**EXERCISE MATERIALS**:
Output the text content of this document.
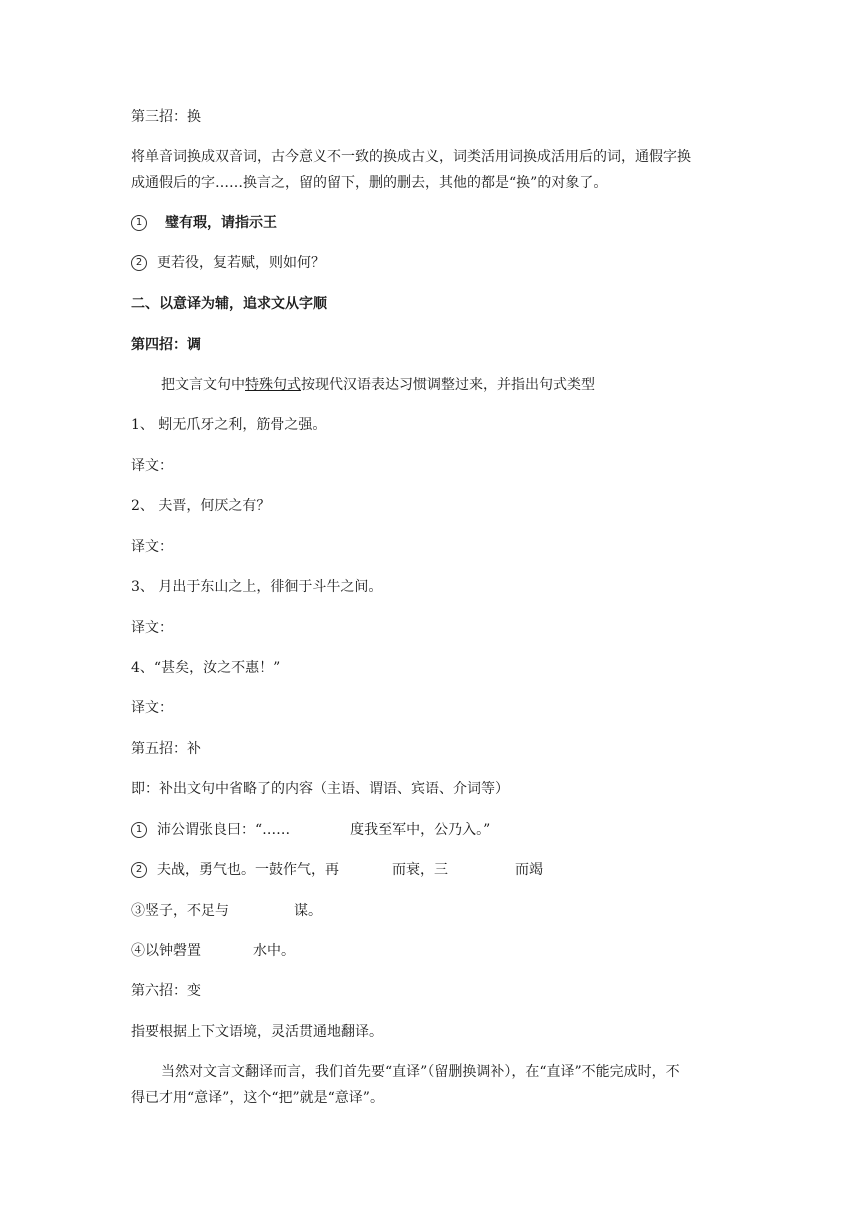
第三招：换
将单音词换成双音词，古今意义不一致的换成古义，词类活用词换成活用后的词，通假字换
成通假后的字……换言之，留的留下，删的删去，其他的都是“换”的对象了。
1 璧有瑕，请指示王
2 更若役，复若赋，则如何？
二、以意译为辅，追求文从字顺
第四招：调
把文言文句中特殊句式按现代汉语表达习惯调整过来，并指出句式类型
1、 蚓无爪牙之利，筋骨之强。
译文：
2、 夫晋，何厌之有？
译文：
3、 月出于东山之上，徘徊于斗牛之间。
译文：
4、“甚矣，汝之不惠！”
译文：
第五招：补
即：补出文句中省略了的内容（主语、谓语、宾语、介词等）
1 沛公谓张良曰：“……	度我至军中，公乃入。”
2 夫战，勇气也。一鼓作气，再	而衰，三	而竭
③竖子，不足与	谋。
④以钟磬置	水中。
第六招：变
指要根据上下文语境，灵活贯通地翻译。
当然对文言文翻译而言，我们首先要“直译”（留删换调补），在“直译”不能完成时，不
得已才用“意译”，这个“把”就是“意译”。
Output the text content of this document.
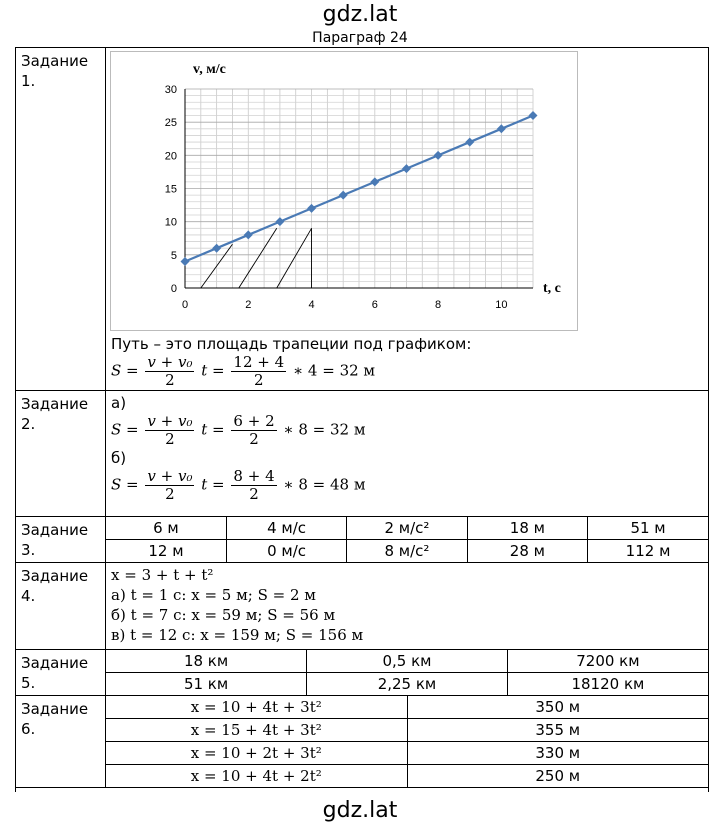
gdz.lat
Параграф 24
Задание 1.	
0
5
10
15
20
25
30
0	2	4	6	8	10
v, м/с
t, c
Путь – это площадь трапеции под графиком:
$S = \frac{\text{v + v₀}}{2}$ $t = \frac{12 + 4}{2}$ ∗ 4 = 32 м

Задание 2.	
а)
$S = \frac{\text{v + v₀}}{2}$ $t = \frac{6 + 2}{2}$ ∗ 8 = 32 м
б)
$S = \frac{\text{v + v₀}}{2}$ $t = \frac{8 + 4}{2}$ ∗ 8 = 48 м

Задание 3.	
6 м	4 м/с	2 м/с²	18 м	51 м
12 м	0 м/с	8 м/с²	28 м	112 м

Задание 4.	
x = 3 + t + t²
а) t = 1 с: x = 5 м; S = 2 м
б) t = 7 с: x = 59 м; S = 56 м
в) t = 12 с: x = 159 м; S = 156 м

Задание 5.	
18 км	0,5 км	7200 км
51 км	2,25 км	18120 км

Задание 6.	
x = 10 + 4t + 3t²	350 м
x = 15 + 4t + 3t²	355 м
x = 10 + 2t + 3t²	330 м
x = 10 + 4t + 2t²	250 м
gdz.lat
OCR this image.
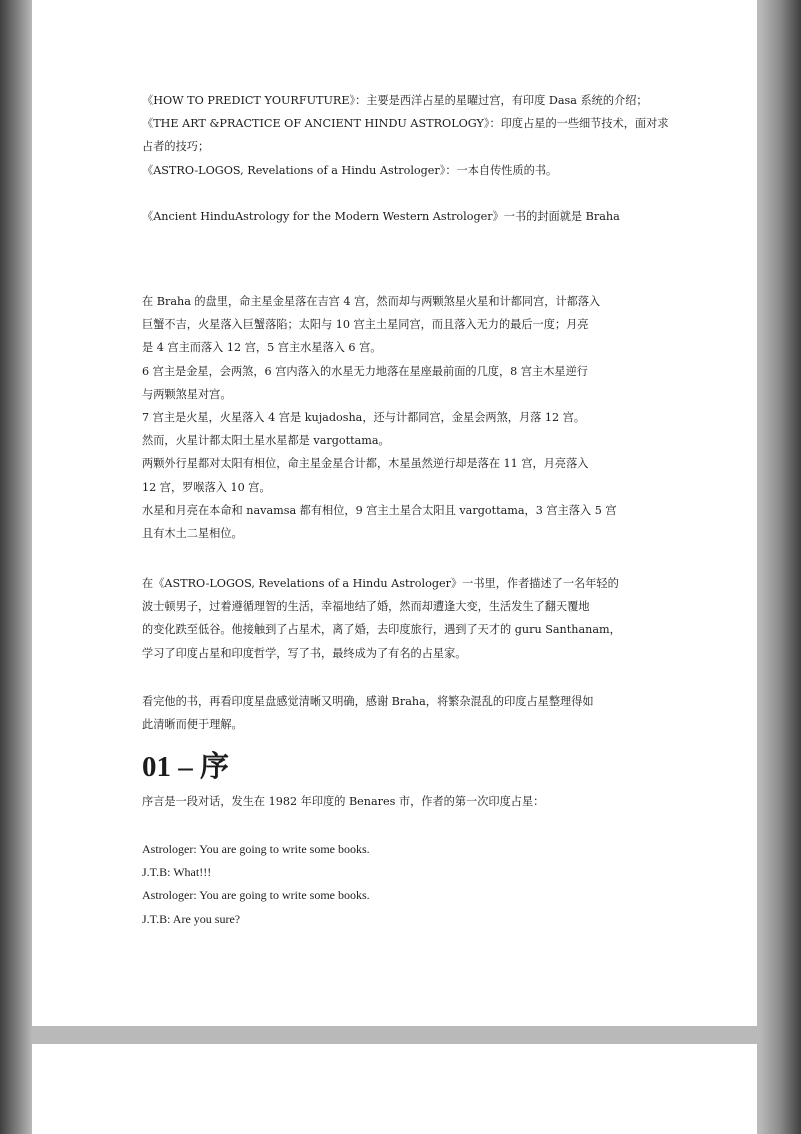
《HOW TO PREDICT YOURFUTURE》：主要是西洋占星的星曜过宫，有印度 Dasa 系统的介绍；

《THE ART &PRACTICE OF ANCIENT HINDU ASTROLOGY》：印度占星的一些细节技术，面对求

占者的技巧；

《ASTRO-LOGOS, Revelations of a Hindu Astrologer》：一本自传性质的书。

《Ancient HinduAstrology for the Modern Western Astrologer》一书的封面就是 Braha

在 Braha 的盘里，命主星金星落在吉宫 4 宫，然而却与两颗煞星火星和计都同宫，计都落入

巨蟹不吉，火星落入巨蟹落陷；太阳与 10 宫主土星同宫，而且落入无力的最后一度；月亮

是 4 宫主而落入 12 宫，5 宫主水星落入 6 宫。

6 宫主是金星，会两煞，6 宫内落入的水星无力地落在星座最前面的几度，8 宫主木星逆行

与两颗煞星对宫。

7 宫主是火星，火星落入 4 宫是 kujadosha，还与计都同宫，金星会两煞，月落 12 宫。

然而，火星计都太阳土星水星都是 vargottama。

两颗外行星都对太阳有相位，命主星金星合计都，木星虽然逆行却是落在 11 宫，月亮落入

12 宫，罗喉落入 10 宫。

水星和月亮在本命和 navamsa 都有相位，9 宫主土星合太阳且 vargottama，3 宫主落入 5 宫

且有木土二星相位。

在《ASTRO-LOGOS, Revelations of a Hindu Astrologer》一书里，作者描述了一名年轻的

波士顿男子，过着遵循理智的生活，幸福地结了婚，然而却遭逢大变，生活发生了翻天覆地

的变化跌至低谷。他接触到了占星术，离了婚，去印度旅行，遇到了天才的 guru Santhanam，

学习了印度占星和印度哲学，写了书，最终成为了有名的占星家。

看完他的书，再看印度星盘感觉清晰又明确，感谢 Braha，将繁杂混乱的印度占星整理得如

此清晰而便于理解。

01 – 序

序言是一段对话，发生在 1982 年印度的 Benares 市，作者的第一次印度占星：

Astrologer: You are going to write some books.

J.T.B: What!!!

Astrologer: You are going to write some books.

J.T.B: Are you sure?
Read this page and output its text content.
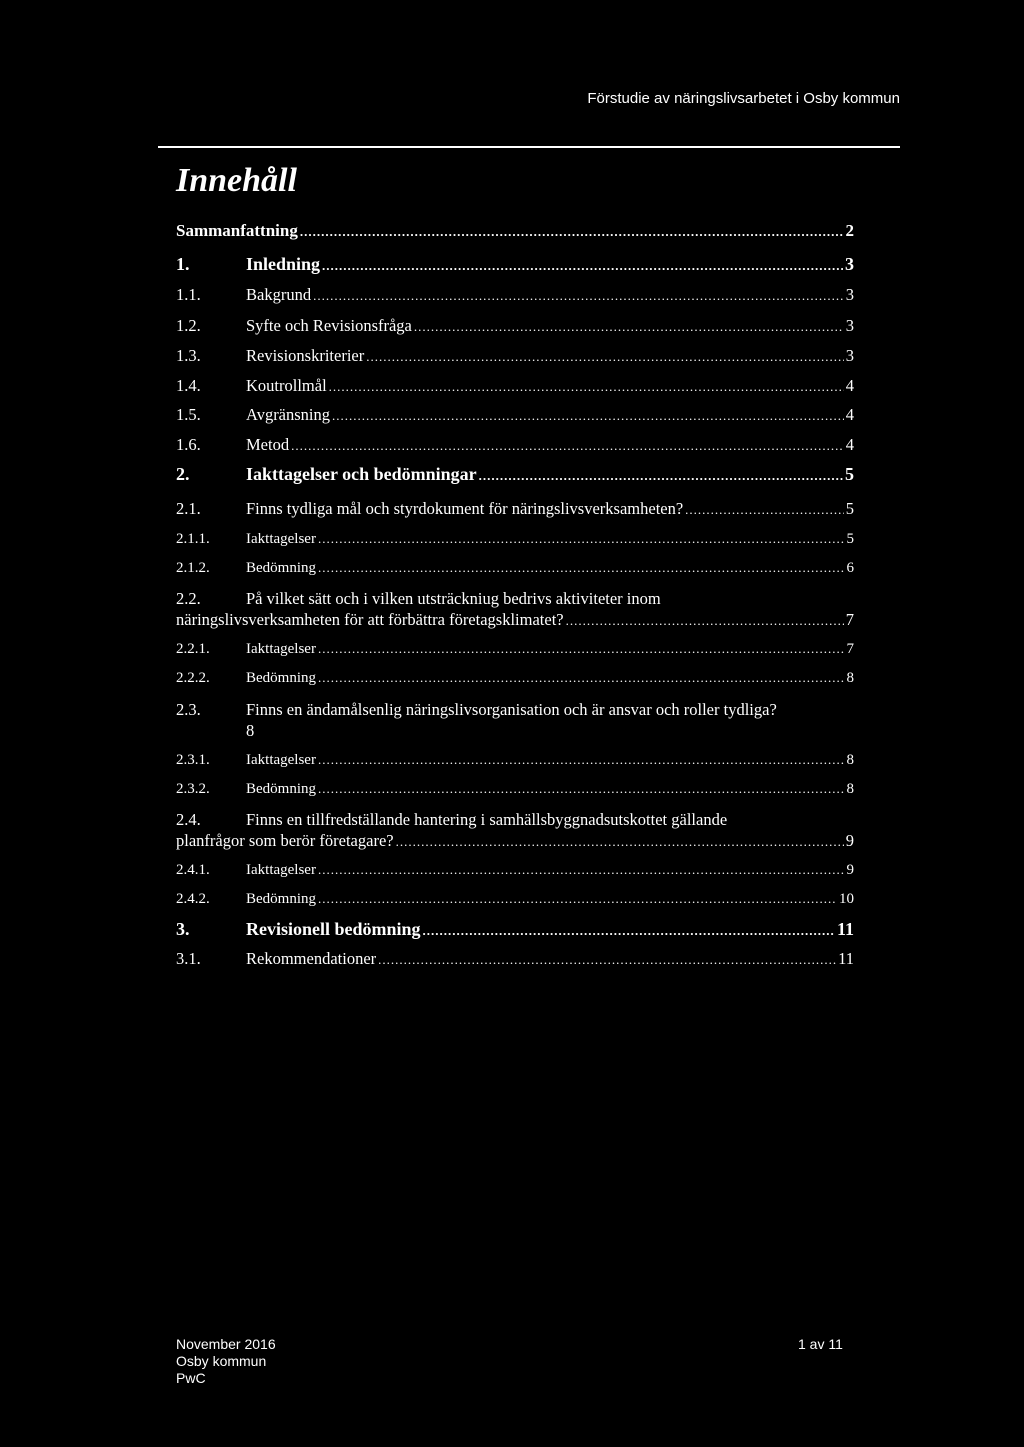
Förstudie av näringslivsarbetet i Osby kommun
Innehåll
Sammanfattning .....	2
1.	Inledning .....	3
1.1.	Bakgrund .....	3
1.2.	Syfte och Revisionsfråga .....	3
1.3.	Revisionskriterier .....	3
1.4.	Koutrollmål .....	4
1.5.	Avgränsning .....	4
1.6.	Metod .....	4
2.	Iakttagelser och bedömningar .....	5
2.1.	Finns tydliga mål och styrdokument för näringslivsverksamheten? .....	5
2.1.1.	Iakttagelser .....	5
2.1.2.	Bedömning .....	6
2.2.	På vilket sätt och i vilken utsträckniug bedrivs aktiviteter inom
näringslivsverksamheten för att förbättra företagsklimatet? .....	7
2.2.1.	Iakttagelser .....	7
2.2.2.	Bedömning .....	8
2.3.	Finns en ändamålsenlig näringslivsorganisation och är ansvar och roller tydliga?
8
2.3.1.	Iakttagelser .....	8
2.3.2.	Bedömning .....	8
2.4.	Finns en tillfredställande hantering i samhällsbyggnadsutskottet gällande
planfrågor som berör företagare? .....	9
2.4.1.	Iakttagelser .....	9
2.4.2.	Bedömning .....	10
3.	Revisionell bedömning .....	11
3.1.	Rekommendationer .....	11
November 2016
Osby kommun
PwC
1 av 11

**DIRECTIONS FOR THIS TASK**:
Copy all lines from the material that include "Astrologer".

**COMPLETE ANSWER**:
《ASTRO-LOGOS, Revelations of a Hindu Astrologer》：一本自传性质的书。
《Ancient HinduAstrology for the Modern Western Astrologer》一书的封面就是 Braha
在《ASTRO-LOGOS, Revelations of a Hindu Astrologer》一书里，作者描述了一名年轻的
Astrologer: You are going to write some books.
Astrologer: You are going to write some books.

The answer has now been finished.